● Task data
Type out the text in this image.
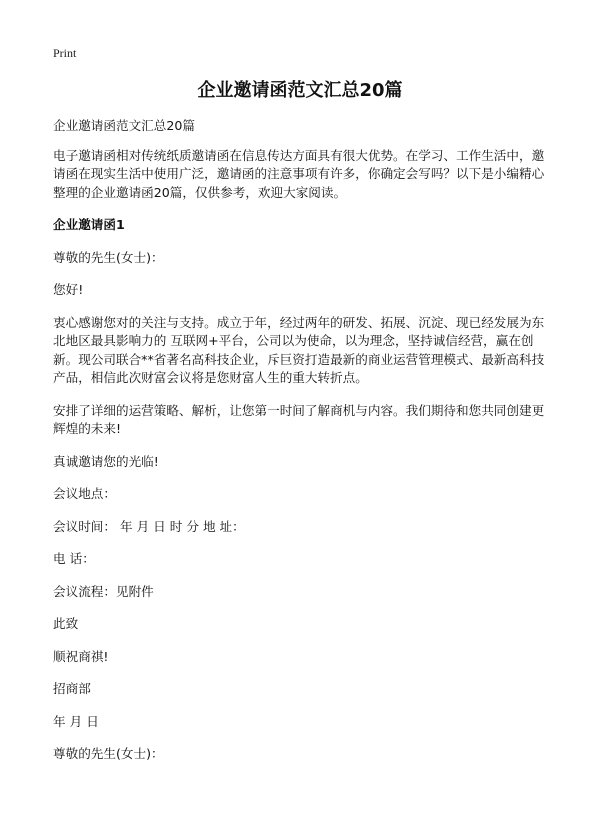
Print
企业邀请函范文汇总20篇

企业邀请函范文汇总20篇

电子邀请函相对传统纸质邀请函在信息传达方面具有很大优势。在学习、工作生活中，邀请函在现实生活中使用广泛，邀请函的注意事项有许多，你确定会写吗？以下是小编精心整理的企业邀请函20篇，仅供参考，欢迎大家阅读。

企业邀请函1

尊敬的先生(女士)：

您好!

衷心感谢您对的关注与支持。成立于年，经过两年的研发、拓展、沉淀、现已经发展为东北地区最具影响力的 互联网+平台，公司以为使命，以为理念，坚持诚信经营，赢在创新。现公司联合**省著名高科技企业，斥巨资打造最新的商业运营管理模式、最新高科技产品，相信此次财富会议将是您财富人生的重大转折点。

安排了详细的运营策略、解析，让您第一时间了解商机与内容。我们期待和您共同创建更辉煌的未来!

真诚邀请您的光临!

会议地点：

会议时间： 年 月 日 时 分 地 址：

电 话：

会议流程：见附件

此致

顺祝商祺!

招商部

年 月 日

尊敬的先生(女士)：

● Your instructions
Pictures are excluded; copy all other data exactly as shown.

● Exercise solution
Type out the text in this image.
Print
企业邀请函范文汇总20篇

企业邀请函范文汇总20篇

电子邀请函相对传统纸质邀请函在信息传达方面具有很大优势。在学习、工作生活中，邀请函在现实生活中使用广泛，邀请函的注意事项有许多，你确定会写吗？以下是小编精心整理的企业邀请函20篇，仅供参考，欢迎大家阅读。

企业邀请函1

尊敬的先生(女士)：

您好!

衷心感谢您对的关注与支持。成立于年，经过两年的研发、拓展、沉淀、现已经发展为东北地区最具影响力的 互联网+平台，公司以为使命，以为理念，坚持诚信经营，赢在创新。现公司联合**省著名高科技企业，斥巨资打造最新的商业运营管理模式、最新高科技产品，相信此次财富会议将是您财富人生的重大转折点。

安排了详细的运营策略、解析，让您第一时间了解商机与内容。我们期待和您共同创建更辉煌的未来!

真诚邀请您的光临!

会议地点：

会议时间： 年 月 日 时 分 地 址：

电 话：

会议流程：见附件

此致

顺祝商祺!

招商部

年 月 日

尊敬的先生(女士)：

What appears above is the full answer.